(RECORDS FOR THIS TASK)
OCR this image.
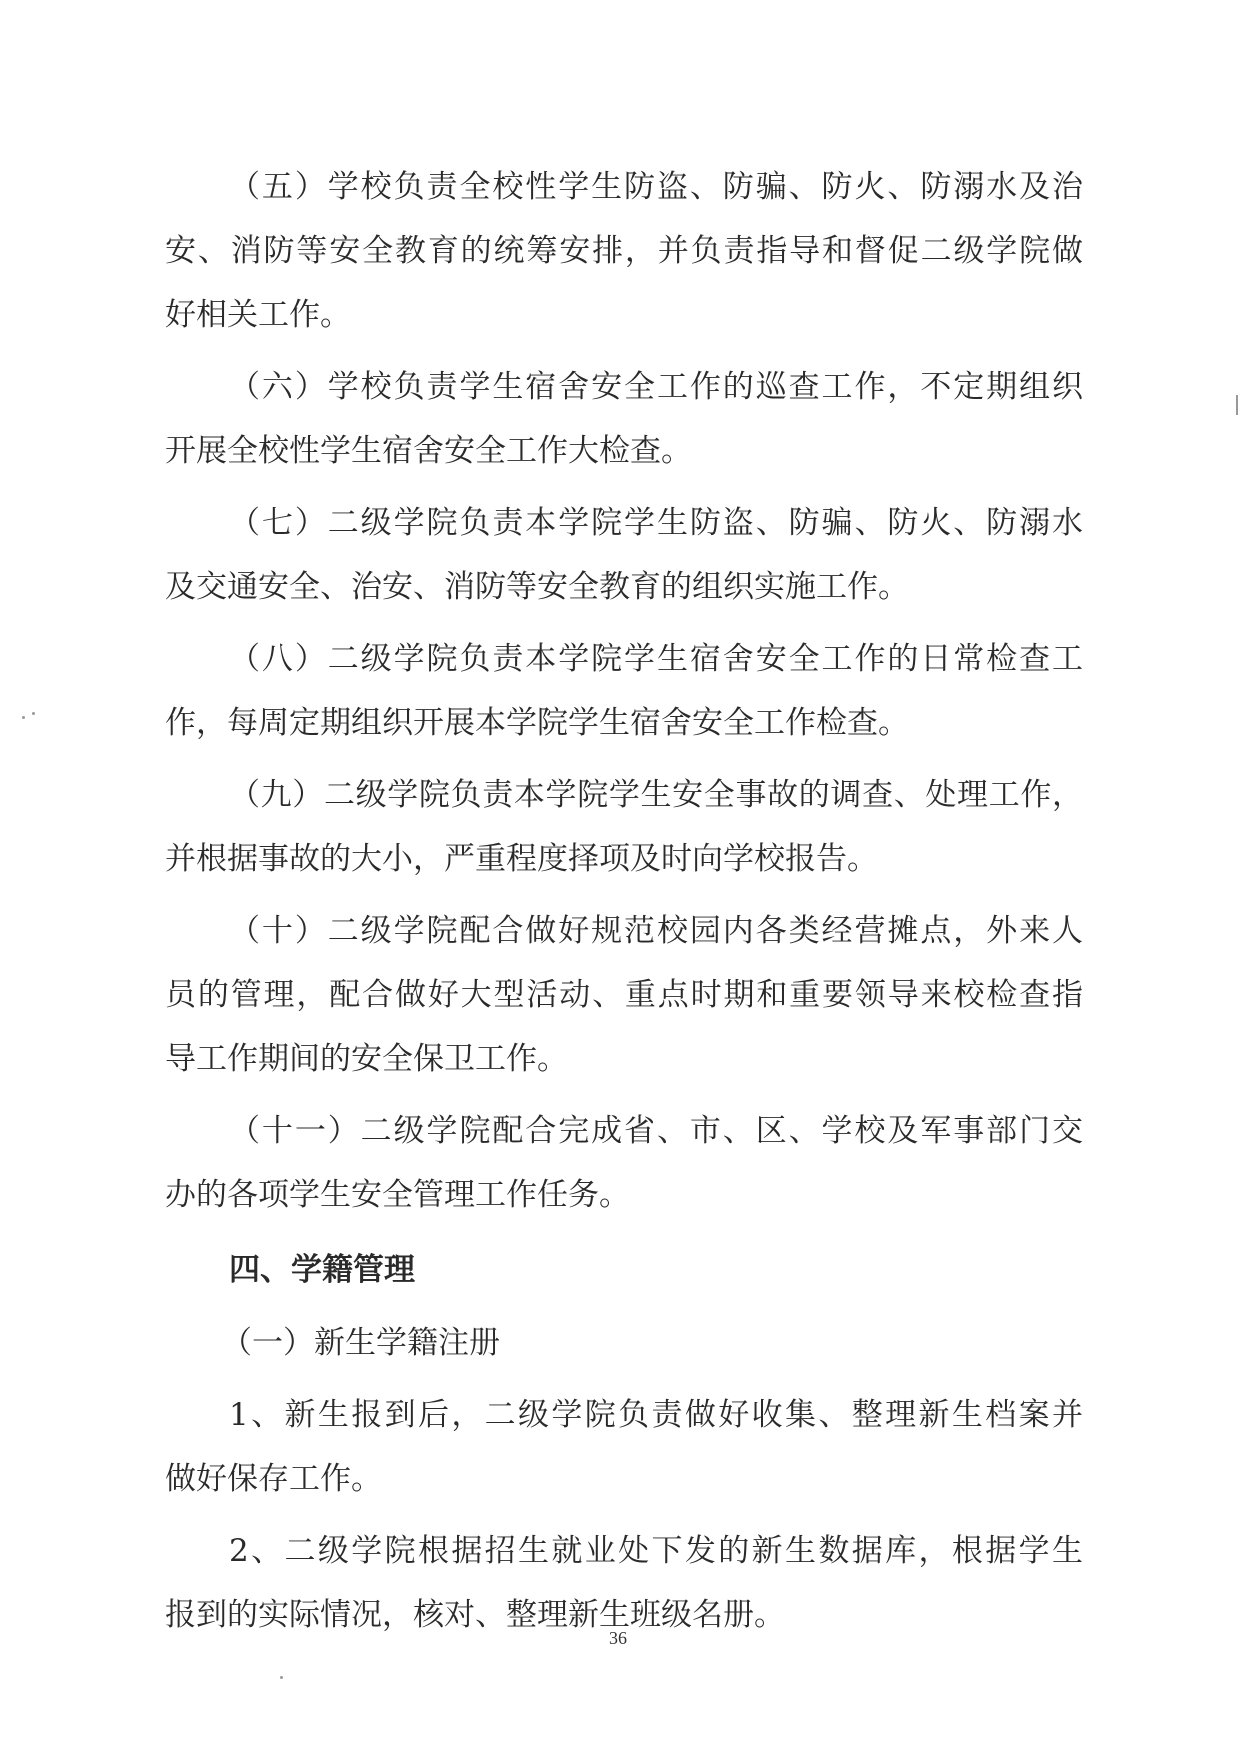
（五）学校负责全校性学生防盗、防骗、防火、防溺水及治
安、消防等安全教育的统筹安排，并负责指导和督促二级学院做
好相关工作。
（六）学校负责学生宿舍安全工作的巡查工作，不定期组织
开展全校性学生宿舍安全工作大检查。
（七）二级学院负责本学院学生防盗、防骗、防火、防溺水
及交通安全、治安、消防等安全教育的组织实施工作。
（八）二级学院负责本学院学生宿舍安全工作的日常检查工
作，每周定期组织开展本学院学生宿舍安全工作检查。
（九）二级学院负责本学院学生安全事故的调查、处理工作，
并根据事故的大小，严重程度择项及时向学校报告。
（十）二级学院配合做好规范校园内各类经营摊点，外来人
员的管理，配合做好大型活动、重点时期和重要领导来校检查指
导工作期间的安全保卫工作。
（十一）二级学院配合完成省、市、区、学校及军事部门交
办的各项学生安全管理工作任务。
四、学籍管理
（一）新生学籍注册
1、新生报到后，二级学院负责做好收集、整理新生档案并
做好保存工作。
2、二级学院根据招生就业处下发的新生数据库，根据学生
报到的实际情况，核对、整理新生班级名册。
36
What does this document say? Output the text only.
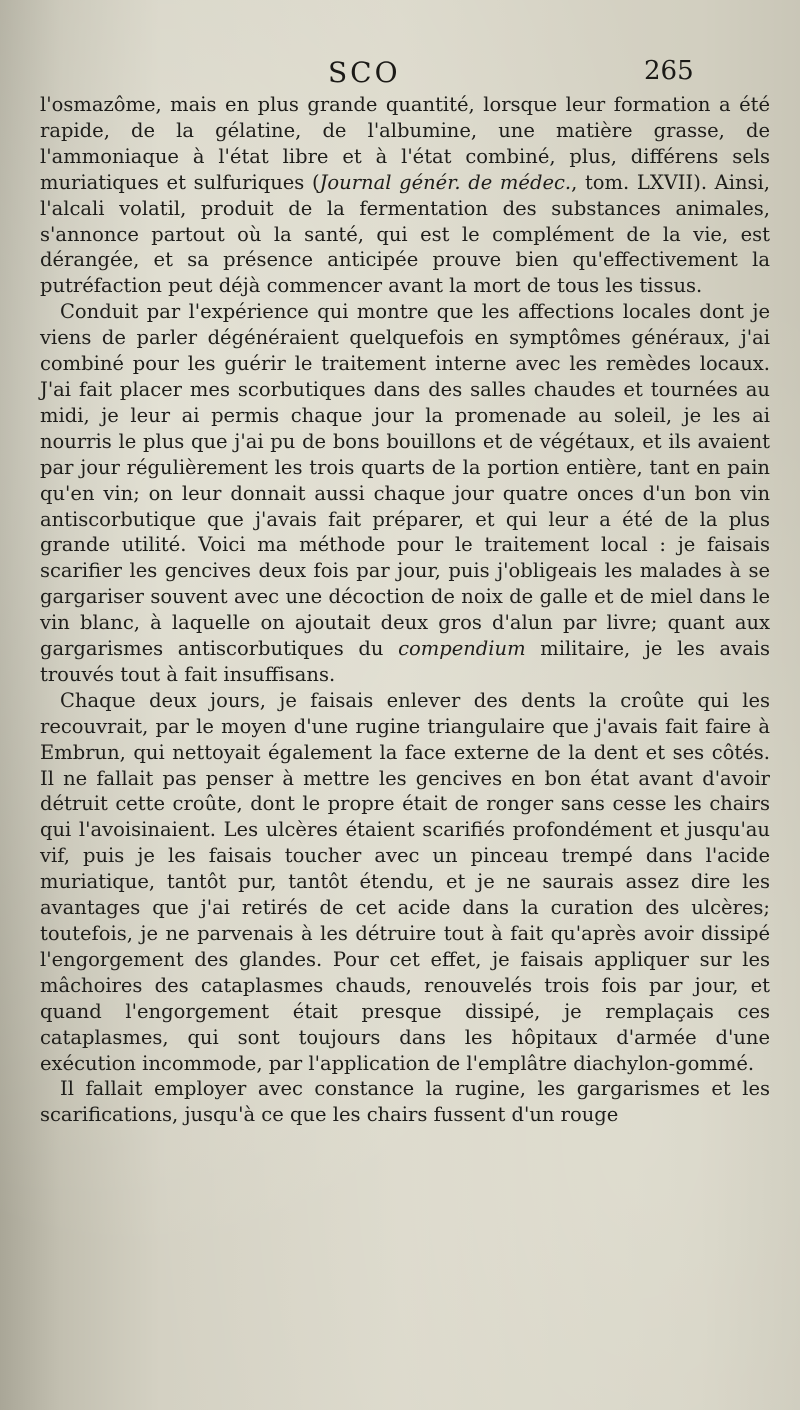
SCO	265

l'osmazôme, mais en plus grande quantité, lorsque leur formation a été rapide, de la gélatine, de l'albumine, une matière grasse, de l'ammoniaque à l'état libre et à l'état combiné, plus, différens sels muriatiques et sulfuriques (Journal génér. de médec., tom. LXVII). Ainsi, l'alcali volatil, produit de la fermentation des substances animales, s'annonce partout où la santé, qui est le complément de la vie, est dérangée, et sa présence anticipée prouve bien qu'effectivement la putréfaction peut déjà commencer avant la mort de tous les tissus.

Conduit par l'expérience qui montre que les affections locales dont je viens de parler dégénéraient quelquefois en symptômes généraux, j'ai combiné pour les guérir le traitement interne avec les remèdes locaux. J'ai fait placer mes scorbutiques dans des salles chaudes et tournées au midi, je leur ai permis chaque jour la promenade au soleil, je les ai nourris le plus que j'ai pu de bons bouillons et de végétaux, et ils avaient par jour régulièrement les trois quarts de la portion entière, tant en pain qu'en vin; on leur donnait aussi chaque jour quatre onces d'un bon vin antiscorbutique que j'avais fait préparer, et qui leur a été de la plus grande utilité. Voici ma méthode pour le traitement local : je faisais scarifier les gencives deux fois par jour, puis j'obligeais les malades à se gargariser souvent avec une décoction de noix de galle et de miel dans le vin blanc, à laquelle on ajoutait deux gros d'alun par livre; quant aux gargarismes antiscorbutiques du compendium militaire, je les avais trouvés tout à fait insuffisans.

Chaque deux jours, je faisais enlever des dents la croûte qui les recouvrait, par le moyen d'une rugine triangulaire que j'avais fait faire à Embrun, qui nettoyait également la face externe de la dent et ses côtés. Il ne fallait pas penser à mettre les gencives en bon état avant d'avoir détruit cette croûte, dont le propre était de ronger sans cesse les chairs qui l'avoisinaient. Les ulcères étaient scarifiés profondément et jusqu'au vif, puis je les faisais toucher avec un pinceau trempé dans l'acide muriatique, tantôt pur, tantôt étendu, et je ne saurais assez dire les avantages que j'ai retirés de cet acide dans la curation des ulcères; toutefois, je ne parvenais à les détruire tout à fait qu'après avoir dissipé l'engorgement des glandes. Pour cet effet, je faisais appliquer sur les mâchoires des cataplasmes chauds, renouvelés trois fois par jour, et quand l'engorgement était presque dissipé, je remplaçais ces cataplasmes, qui sont toujours dans les hôpitaux d'armée d'une exécution incommode, par l'application de l'emplâtre diachylon-gommé.

Il fallait employer avec constance la rugine, les gargarismes et les scarifications, jusqu'à ce que les chairs fussent d'un rouge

(WHAT YOU ARE ASKED TO DO)
Quote every record above exactly, leaving out any pictures.

(ANSWER)
OCR this image.
（五）学校负责全校性学生防盗、防骗、防火、防溺水及治
安、消防等安全教育的统筹安排，并负责指导和督促二级学院做
好相关工作。
（六）学校负责学生宿舍安全工作的巡查工作，不定期组织
开展全校性学生宿舍安全工作大检查。
（七）二级学院负责本学院学生防盗、防骗、防火、防溺水
及交通安全、治安、消防等安全教育的组织实施工作。
（八）二级学院负责本学院学生宿舍安全工作的日常检查工
作，每周定期组织开展本学院学生宿舍安全工作检查。
（九）二级学院负责本学院学生安全事故的调查、处理工作，
并根据事故的大小，严重程度择项及时向学校报告。
（十）二级学院配合做好规范校园内各类经营摊点，外来人
员的管理，配合做好大型活动、重点时期和重要领导来校检查指
导工作期间的安全保卫工作。
（十一）二级学院配合完成省、市、区、学校及军事部门交
办的各项学生安全管理工作任务。
四、学籍管理
（一）新生学籍注册
1、新生报到后，二级学院负责做好收集、整理新生档案并
做好保存工作。
2、二级学院根据招生就业处下发的新生数据库，根据学生
报到的实际情况，核对、整理新生班级名册。
36
What does this document say? Output the text only.
SCO	265

l'osmazôme, mais en plus grande quantité, lorsque leur formation a été rapide, de la gélatine, de l'albumine, une matière grasse, de l'ammoniaque à l'état libre et à l'état combiné, plus, différens sels muriatiques et sulfuriques (Journal génér. de médec., tom. LXVII). Ainsi, l'alcali volatil, produit de la fermentation des substances animales, s'annonce partout où la santé, qui est le complément de la vie, est dérangée, et sa présence anticipée prouve bien qu'effectivement la putréfaction peut déjà commencer avant la mort de tous les tissus.

Conduit par l'expérience qui montre que les affections locales dont je viens de parler dégénéraient quelquefois en symptômes généraux, j'ai combiné pour les guérir le traitement interne avec les remèdes locaux. J'ai fait placer mes scorbutiques dans des salles chaudes et tournées au midi, je leur ai permis chaque jour la promenade au soleil, je les ai nourris le plus que j'ai pu de bons bouillons et de végétaux, et ils avaient par jour régulièrement les trois quarts de la portion entière, tant en pain qu'en vin; on leur donnait aussi chaque jour quatre onces d'un bon vin antiscorbutique que j'avais fait préparer, et qui leur a été de la plus grande utilité. Voici ma méthode pour le traitement local : je faisais scarifier les gencives deux fois par jour, puis j'obligeais les malades à se gargariser souvent avec une décoction de noix de galle et de miel dans le vin blanc, à laquelle on ajoutait deux gros d'alun par livre; quant aux gargarismes antiscorbutiques du compendium militaire, je les avais trouvés tout à fait insuffisans.

Chaque deux jours, je faisais enlever des dents la croûte qui les recouvrait, par le moyen d'une rugine triangulaire que j'avais fait faire à Embrun, qui nettoyait également la face externe de la dent et ses côtés. Il ne fallait pas penser à mettre les gencives en bon état avant d'avoir détruit cette croûte, dont le propre était de ronger sans cesse les chairs qui l'avoisinaient. Les ulcères étaient scarifiés profondément et jusqu'au vif, puis je les faisais toucher avec un pinceau trempé dans l'acide muriatique, tantôt pur, tantôt étendu, et je ne saurais assez dire les avantages que j'ai retirés de cet acide dans la curation des ulcères; toutefois, je ne parvenais à les détruire tout à fait qu'après avoir dissipé l'engorgement des glandes. Pour cet effet, je faisais appliquer sur les mâchoires des cataplasmes chauds, renouvelés trois fois par jour, et quand l'engorgement était presque dissipé, je remplaçais ces cataplasmes, qui sont toujours dans les hôpitaux d'armée d'une exécution incommode, par l'application de l'emplâtre diachylon-gommé.

Il fallait employer avec constance la rugine, les gargarismes et les scarifications, jusqu'à ce que les chairs fussent d'un rouge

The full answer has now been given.